[What you should do]
Each line should be copied exactly.

[Exercise inputs]
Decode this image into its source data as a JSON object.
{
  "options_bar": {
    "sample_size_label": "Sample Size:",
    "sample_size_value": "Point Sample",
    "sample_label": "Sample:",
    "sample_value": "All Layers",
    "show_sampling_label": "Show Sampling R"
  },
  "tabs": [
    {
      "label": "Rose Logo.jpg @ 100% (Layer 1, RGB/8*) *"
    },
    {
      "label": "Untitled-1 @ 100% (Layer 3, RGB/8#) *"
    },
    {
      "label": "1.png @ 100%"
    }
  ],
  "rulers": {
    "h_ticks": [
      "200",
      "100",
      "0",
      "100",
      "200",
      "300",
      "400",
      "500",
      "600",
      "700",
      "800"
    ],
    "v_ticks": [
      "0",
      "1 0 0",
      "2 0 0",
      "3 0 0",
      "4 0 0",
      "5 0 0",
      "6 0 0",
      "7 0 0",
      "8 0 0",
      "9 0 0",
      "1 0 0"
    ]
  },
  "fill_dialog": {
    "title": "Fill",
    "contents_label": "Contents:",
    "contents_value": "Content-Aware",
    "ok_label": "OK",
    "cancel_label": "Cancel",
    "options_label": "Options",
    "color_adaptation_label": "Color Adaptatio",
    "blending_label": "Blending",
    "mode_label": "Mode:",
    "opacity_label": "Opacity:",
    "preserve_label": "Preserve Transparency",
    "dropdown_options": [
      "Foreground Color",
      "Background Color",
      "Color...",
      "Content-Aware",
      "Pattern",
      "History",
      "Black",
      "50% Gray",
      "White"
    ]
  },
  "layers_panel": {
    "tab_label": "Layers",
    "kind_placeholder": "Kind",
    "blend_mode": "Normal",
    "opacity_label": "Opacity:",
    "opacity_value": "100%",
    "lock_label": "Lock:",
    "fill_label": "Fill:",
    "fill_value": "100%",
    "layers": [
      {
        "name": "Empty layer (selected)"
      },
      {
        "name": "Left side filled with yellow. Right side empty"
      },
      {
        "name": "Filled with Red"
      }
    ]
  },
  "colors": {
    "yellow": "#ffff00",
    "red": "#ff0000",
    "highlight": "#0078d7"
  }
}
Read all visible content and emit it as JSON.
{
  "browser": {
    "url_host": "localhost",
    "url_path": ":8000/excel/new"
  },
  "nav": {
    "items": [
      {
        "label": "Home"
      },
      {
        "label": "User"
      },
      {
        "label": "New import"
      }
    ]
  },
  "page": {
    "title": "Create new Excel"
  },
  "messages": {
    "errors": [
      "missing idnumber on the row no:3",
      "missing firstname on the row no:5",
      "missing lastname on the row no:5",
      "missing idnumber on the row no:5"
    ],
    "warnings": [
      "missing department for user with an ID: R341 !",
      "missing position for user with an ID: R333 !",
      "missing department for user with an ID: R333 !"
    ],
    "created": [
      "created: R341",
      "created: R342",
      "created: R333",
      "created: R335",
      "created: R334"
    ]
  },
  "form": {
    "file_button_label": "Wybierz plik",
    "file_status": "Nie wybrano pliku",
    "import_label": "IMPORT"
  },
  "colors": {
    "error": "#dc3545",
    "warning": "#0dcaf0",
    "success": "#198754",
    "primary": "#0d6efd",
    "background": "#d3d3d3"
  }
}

[Answer]
Decode this image into its source data as a JSON object.
{
  "options_bar": {
    "sample_size_label": "Sample Size:",
    "sample_size_value": "Point Sample",
    "sample_label": "Sample:",
    "sample_value": "All Layers",
    "show_sampling_label": "Show Sampling R"
  },
  "tabs": [
    {
      "label": "Rose Logo.jpg @ 100% (Layer 1, RGB/8*) *"
    },
    {
      "label": "Untitled-1 @ 100% (Layer 3, RGB/8#) *"
    },
    {
      "label": "1.png @ 100%"
    }
  ],
  "rulers": {
    "h_ticks": [
      "200",
      "100",
      "0",
      "100",
      "200",
      "300",
      "400",
      "500",
      "600",
      "700",
      "800"
    ],
    "v_ticks": [
      "0",
      "1 0 0",
      "2 0 0",
      "3 0 0",
      "4 0 0",
      "5 0 0",
      "6 0 0",
      "7 0 0",
      "8 0 0",
      "9 0 0",
      "1 0 0"
    ]
  },
  "fill_dialog": {
    "title": "Fill",
    "contents_label": "Contents:",
    "contents_value": "Content-Aware",
    "ok_label": "OK",
    "cancel_label": "Cancel",
    "options_label": "Options",
    "color_adaptation_label": "Color Adaptatio",
    "blending_label": "Blending",
    "mode_label": "Mode:",
    "opacity_label": "Opacity:",
    "preserve_label": "Preserve Transparency",
    "dropdown_options": [
      "Foreground Color",
      "Background Color",
      "Color...",
      "Content-Aware",
      "Pattern",
      "History",
      "Black",
      "50% Gray",
      "White"
    ]
  },
  "layers_panel": {
    "tab_label": "Layers",
    "kind_placeholder": "Kind",
    "blend_mode": "Normal",
    "opacity_label": "Opacity:",
    "opacity_value": "100%",
    "lock_label": "Lock:",
    "fill_label": "Fill:",
    "fill_value": "100%",
    "layers": [
      {
        "name": "Empty layer (selected)"
      },
      {
        "name": "Left side filled with yellow. Right side empty"
      },
      {
        "name": "Filled with Red"
      }
    ]
  },
  "colors": {
    "yellow": "#ffff00",
    "red": "#ff0000",
    "highlight": "#0078d7"
  }
}
Read all visible content and emit it as JSON.
{
  "browser": {
    "url_host": "localhost",
    "url_path": ":8000/excel/new"
  },
  "nav": {
    "items": [
      {
        "label": "Home"
      },
      {
        "label": "User"
      },
      {
        "label": "New import"
      }
    ]
  },
  "page": {
    "title": "Create new Excel"
  },
  "messages": {
    "errors": [
      "missing idnumber on the row no:3",
      "missing firstname on the row no:5",
      "missing lastname on the row no:5",
      "missing idnumber on the row no:5"
    ],
    "warnings": [
      "missing department for user with an ID: R341 !",
      "missing position for user with an ID: R333 !",
      "missing department for user with an ID: R333 !"
    ],
    "created": [
      "created: R341",
      "created: R342",
      "created: R333",
      "created: R335",
      "created: R334"
    ]
  },
  "form": {
    "file_button_label": "Wybierz plik",
    "file_status": "Nie wybrano pliku",
    "import_label": "IMPORT"
  },
  "colors": {
    "error": "#dc3545",
    "warning": "#0dcaf0",
    "success": "#198754",
    "primary": "#0d6efd",
    "background": "#d3d3d3"
  }
}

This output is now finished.